- What the task requires
Copy the data below verbatim, from its first line up to and including the line containing "legend-circular-zh: 循環線: [204, 1061, 246, 1077]".

[Extracted data]

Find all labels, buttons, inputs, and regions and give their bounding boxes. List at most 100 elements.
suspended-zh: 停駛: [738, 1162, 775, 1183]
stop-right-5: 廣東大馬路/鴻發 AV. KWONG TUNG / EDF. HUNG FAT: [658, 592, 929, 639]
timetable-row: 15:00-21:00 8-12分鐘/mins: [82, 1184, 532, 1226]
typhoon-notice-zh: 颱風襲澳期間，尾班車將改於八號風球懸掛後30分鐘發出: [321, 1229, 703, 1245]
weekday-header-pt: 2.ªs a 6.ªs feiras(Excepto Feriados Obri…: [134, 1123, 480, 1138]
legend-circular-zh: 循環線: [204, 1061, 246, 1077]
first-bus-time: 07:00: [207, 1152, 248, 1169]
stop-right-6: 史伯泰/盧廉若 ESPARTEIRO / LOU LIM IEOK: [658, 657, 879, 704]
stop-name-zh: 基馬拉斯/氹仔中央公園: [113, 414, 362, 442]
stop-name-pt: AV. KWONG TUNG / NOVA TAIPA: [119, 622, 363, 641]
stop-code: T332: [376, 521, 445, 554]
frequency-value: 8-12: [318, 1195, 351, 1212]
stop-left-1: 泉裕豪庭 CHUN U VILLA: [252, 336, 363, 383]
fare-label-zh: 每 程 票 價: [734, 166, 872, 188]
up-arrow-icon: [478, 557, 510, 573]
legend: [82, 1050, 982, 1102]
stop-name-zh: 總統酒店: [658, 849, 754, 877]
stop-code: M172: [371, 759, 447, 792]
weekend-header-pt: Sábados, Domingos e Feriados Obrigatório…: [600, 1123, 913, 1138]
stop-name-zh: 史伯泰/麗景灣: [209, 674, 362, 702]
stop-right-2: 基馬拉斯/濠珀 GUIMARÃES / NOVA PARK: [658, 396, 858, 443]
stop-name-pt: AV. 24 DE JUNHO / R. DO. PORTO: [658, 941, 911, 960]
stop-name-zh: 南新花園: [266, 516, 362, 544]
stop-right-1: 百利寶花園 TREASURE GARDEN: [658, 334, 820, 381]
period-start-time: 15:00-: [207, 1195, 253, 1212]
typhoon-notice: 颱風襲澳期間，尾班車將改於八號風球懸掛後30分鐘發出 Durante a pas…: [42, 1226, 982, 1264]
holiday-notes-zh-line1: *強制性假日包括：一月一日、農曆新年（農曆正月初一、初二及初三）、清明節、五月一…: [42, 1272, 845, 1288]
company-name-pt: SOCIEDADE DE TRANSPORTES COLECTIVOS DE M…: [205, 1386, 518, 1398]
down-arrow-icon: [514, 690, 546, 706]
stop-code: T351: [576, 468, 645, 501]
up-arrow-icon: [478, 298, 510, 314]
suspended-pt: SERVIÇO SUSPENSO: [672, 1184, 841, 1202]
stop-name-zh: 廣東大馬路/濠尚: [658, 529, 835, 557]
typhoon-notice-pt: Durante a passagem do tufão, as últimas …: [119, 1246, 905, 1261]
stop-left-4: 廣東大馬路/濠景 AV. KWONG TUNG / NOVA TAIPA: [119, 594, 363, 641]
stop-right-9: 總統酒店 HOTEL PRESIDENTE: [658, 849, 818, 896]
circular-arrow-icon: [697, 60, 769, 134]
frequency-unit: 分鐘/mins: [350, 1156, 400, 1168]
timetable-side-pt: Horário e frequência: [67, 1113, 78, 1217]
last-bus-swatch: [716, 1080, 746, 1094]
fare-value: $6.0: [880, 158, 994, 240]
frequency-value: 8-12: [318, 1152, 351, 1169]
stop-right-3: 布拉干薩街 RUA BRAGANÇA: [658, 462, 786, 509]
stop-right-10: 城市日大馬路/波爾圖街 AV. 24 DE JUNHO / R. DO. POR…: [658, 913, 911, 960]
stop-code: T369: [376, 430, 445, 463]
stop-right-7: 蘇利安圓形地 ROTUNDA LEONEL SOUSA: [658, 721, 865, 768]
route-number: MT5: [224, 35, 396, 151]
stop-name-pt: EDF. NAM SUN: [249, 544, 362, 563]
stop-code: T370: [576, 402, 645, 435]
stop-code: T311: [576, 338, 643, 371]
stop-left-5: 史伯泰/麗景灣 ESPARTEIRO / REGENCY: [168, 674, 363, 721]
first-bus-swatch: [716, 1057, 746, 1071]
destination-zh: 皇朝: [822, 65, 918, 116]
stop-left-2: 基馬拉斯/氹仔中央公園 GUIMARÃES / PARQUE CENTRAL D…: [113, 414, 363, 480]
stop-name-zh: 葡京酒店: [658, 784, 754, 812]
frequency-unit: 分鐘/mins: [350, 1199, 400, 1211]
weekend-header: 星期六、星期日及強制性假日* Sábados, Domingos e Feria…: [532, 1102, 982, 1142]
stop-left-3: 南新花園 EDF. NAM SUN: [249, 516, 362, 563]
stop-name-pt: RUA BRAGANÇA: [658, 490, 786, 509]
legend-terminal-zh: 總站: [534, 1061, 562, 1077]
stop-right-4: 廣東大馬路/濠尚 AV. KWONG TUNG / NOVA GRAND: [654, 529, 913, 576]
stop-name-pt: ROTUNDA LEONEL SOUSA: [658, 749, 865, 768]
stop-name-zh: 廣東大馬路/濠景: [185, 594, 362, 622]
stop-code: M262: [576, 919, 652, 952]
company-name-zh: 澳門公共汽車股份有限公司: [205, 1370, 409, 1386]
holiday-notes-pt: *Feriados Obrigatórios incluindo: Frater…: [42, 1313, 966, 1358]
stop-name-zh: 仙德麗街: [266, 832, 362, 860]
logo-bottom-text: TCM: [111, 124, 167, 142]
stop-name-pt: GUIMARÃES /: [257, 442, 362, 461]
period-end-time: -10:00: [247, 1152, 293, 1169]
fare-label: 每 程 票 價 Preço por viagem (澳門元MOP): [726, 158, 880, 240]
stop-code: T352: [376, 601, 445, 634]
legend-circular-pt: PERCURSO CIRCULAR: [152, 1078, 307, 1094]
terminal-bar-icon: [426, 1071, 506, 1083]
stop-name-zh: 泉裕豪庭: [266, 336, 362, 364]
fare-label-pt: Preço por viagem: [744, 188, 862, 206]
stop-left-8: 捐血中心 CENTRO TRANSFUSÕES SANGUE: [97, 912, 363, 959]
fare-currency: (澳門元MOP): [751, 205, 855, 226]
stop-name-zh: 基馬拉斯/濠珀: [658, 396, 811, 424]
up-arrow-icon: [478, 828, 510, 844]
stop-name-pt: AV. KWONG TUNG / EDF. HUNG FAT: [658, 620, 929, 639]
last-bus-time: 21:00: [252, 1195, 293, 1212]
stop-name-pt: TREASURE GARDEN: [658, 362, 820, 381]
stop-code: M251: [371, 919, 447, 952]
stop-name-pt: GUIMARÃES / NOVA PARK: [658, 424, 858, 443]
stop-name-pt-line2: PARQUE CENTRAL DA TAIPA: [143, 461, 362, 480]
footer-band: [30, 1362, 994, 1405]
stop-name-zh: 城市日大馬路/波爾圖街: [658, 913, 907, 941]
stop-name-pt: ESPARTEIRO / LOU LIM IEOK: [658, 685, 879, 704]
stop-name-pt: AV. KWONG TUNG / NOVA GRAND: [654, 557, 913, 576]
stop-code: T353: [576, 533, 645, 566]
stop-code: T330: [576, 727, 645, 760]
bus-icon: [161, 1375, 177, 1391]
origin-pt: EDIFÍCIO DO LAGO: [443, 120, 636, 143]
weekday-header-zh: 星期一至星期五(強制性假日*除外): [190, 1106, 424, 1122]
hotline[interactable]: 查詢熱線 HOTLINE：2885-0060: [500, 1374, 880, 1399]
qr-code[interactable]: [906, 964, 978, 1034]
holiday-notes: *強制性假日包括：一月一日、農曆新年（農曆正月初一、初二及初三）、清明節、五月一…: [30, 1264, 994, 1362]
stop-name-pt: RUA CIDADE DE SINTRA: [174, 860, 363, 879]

- Output below
Find all labels, buttons, inputs, and regions and give their bounding boxes. List at most 100 elements.
suspended-zh: 停駛: [738, 1162, 775, 1183]
stop-right-5: 廣東大馬路/鴻發 AV. KWONG TUNG / EDF. HUNG FAT: [658, 592, 929, 639]
timetable-row: 15:00-21:00 8-12分鐘/mins: [82, 1184, 532, 1226]
typhoon-notice-zh: 颱風襲澳期間，尾班車將改於八號風球懸掛後30分鐘發出: [321, 1229, 703, 1245]
weekday-header-pt: 2.ªs a 6.ªs feiras(Excepto Feriados Obri…: [134, 1123, 480, 1138]
legend-circular-zh: 循環線: [204, 1061, 246, 1077]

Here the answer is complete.